GIVEN RECORDS:
▬▬▬▬▬▬
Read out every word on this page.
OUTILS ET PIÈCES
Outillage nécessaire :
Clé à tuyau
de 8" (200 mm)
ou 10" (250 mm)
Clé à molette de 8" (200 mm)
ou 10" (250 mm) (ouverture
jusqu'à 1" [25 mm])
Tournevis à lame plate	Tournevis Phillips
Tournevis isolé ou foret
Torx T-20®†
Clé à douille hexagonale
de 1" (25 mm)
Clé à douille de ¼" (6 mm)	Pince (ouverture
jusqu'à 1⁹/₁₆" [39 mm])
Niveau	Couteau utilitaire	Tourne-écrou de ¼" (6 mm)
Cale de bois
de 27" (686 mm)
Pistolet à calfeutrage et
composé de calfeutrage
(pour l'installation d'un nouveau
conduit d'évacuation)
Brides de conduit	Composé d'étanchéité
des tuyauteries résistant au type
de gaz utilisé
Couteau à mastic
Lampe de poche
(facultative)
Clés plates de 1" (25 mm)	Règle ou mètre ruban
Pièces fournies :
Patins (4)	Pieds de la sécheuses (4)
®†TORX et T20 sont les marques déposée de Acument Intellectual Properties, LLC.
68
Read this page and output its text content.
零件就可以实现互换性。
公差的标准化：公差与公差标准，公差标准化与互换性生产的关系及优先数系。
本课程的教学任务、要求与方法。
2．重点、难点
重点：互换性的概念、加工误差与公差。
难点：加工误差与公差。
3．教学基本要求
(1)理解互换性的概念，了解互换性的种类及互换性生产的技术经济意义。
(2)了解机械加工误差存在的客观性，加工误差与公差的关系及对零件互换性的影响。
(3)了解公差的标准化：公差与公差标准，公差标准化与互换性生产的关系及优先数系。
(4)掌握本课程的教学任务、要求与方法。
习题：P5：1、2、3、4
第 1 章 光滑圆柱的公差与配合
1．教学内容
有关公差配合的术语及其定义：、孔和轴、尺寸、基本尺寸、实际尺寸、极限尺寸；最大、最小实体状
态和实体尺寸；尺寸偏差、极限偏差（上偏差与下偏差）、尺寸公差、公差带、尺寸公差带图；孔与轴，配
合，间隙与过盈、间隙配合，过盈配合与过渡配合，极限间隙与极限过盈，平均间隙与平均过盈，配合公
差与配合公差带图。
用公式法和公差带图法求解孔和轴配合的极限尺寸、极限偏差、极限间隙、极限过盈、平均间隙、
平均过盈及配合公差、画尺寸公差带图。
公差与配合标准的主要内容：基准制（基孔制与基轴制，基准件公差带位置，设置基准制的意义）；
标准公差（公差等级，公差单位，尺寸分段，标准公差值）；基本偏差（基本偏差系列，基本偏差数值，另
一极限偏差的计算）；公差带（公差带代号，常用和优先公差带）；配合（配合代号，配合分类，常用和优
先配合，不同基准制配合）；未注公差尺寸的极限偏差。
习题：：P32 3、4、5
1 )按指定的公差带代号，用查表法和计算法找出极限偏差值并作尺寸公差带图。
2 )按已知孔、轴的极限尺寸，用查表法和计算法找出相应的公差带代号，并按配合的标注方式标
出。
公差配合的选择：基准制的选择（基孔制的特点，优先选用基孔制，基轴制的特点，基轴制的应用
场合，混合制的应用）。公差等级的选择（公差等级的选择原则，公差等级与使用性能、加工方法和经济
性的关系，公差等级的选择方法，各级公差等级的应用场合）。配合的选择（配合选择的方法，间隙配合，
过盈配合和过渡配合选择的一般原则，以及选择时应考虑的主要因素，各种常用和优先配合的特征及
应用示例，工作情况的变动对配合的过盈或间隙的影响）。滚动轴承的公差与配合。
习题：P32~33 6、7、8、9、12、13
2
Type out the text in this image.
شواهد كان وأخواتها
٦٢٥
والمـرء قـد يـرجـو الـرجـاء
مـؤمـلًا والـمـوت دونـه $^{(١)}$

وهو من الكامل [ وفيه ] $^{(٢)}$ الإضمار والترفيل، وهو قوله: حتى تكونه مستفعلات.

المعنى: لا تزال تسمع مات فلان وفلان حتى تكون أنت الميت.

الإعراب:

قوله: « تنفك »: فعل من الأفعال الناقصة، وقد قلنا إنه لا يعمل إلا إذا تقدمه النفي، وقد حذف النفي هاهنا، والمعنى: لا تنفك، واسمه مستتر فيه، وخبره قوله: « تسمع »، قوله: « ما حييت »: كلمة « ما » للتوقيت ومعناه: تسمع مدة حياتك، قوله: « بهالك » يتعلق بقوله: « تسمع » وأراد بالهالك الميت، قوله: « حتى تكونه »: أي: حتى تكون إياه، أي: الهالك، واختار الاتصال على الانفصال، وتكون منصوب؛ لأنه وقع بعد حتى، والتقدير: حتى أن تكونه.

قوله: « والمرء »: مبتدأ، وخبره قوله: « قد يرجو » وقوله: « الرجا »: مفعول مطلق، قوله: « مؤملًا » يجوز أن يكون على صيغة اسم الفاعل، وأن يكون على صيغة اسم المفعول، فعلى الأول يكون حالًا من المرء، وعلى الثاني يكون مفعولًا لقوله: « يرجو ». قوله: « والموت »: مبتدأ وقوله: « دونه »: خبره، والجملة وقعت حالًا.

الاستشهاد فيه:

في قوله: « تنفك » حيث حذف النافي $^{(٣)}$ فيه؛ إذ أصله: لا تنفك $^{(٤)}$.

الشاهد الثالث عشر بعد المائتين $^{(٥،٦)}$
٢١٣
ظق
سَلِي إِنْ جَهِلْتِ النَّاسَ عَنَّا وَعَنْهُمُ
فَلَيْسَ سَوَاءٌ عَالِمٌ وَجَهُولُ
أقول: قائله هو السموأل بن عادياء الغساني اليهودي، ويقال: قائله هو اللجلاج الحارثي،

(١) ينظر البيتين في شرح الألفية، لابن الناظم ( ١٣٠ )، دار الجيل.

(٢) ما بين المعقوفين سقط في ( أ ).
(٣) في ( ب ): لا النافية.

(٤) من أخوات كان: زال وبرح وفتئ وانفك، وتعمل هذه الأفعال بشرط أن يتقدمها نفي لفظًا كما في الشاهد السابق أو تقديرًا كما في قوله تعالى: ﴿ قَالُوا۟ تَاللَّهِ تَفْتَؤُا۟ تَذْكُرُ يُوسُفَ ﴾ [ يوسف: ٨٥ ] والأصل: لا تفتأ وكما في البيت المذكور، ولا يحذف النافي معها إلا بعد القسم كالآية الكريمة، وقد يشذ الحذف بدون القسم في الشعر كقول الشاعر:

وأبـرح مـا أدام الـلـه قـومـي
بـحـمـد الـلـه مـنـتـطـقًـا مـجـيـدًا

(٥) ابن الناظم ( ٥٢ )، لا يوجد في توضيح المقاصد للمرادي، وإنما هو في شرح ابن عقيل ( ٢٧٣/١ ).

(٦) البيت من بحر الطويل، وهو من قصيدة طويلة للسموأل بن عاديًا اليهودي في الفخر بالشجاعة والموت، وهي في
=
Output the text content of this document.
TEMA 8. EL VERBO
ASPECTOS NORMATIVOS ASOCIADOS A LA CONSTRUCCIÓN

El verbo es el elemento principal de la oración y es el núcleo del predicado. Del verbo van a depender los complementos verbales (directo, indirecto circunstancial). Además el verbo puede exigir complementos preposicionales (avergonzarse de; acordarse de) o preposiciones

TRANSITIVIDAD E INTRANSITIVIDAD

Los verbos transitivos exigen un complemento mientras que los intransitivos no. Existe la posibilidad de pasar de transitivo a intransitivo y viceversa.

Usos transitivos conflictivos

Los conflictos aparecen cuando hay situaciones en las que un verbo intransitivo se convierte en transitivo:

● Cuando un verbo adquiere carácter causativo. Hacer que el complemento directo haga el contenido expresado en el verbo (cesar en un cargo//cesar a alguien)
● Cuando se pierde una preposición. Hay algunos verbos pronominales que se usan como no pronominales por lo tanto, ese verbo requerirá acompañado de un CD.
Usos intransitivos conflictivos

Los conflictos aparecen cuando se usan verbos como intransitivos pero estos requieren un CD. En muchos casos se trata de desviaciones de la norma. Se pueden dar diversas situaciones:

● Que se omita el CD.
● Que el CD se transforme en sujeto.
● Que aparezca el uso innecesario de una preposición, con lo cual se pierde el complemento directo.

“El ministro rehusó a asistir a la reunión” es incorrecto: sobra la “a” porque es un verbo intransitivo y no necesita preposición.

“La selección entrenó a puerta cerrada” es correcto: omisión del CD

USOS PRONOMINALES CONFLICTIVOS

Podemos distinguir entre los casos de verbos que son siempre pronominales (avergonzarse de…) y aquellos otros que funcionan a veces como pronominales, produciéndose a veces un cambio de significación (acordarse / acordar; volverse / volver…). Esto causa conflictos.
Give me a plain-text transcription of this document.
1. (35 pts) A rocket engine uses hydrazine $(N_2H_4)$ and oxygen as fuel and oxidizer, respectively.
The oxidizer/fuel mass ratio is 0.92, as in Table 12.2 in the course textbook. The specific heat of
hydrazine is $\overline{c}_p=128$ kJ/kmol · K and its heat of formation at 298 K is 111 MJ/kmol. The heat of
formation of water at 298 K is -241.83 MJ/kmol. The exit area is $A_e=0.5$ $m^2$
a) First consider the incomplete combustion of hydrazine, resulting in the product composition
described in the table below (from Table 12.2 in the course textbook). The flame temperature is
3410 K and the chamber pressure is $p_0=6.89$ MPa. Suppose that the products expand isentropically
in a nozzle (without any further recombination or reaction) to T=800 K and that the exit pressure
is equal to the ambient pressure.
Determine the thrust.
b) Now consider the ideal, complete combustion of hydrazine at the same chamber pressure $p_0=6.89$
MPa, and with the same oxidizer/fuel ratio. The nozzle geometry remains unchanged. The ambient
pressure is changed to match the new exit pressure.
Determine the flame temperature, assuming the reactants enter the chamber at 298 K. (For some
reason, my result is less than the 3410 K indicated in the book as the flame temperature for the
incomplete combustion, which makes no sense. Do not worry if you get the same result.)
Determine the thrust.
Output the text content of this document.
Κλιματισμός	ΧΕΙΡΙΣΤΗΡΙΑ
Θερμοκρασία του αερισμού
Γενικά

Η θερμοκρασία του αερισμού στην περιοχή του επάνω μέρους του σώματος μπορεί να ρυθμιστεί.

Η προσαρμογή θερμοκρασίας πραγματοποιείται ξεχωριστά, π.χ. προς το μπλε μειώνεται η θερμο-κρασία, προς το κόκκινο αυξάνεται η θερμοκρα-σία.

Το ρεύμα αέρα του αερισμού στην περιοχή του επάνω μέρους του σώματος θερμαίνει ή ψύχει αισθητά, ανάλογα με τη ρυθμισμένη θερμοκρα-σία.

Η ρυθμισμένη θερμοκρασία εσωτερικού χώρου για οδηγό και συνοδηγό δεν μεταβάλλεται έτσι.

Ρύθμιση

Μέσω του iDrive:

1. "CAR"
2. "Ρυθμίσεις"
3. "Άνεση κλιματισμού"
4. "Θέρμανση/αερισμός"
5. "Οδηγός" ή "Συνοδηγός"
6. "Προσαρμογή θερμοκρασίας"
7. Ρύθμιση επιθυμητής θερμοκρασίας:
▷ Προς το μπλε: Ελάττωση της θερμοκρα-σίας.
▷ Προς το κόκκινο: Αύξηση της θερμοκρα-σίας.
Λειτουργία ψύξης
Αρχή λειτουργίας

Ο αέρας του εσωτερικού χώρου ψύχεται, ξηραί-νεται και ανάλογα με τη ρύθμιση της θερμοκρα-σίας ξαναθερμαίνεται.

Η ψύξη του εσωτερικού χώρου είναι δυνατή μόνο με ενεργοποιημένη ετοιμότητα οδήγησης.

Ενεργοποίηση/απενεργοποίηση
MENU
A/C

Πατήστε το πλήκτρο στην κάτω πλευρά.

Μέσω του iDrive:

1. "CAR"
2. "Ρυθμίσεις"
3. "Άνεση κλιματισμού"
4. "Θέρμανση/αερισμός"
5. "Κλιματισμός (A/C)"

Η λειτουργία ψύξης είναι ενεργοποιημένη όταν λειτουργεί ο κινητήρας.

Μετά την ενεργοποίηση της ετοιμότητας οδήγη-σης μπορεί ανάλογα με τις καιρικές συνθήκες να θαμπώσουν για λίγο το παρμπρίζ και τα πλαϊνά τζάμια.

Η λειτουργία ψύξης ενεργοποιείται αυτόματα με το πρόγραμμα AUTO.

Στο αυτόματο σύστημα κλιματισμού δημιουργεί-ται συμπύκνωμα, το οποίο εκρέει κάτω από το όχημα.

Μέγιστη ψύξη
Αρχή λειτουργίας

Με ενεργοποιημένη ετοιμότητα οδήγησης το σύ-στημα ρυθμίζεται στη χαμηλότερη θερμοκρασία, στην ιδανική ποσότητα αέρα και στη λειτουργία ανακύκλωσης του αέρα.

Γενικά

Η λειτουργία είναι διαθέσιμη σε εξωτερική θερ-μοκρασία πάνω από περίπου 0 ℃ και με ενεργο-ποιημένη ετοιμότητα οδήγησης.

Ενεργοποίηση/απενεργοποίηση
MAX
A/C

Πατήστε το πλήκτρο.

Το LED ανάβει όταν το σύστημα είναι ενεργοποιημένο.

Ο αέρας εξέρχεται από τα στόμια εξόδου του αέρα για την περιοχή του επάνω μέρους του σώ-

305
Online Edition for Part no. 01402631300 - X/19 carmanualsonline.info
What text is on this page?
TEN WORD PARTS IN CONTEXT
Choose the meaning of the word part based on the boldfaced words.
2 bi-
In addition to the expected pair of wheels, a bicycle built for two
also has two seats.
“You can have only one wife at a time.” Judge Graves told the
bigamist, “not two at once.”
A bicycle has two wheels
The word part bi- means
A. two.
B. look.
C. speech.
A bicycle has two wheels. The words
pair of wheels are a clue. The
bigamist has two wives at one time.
▬▬▬▬▬▬
INSTRUCTIONS FOR THE TASK: State the number of lines holding the word "this" in the listing. Add nothing else.

EXPECTED ANSWER: 7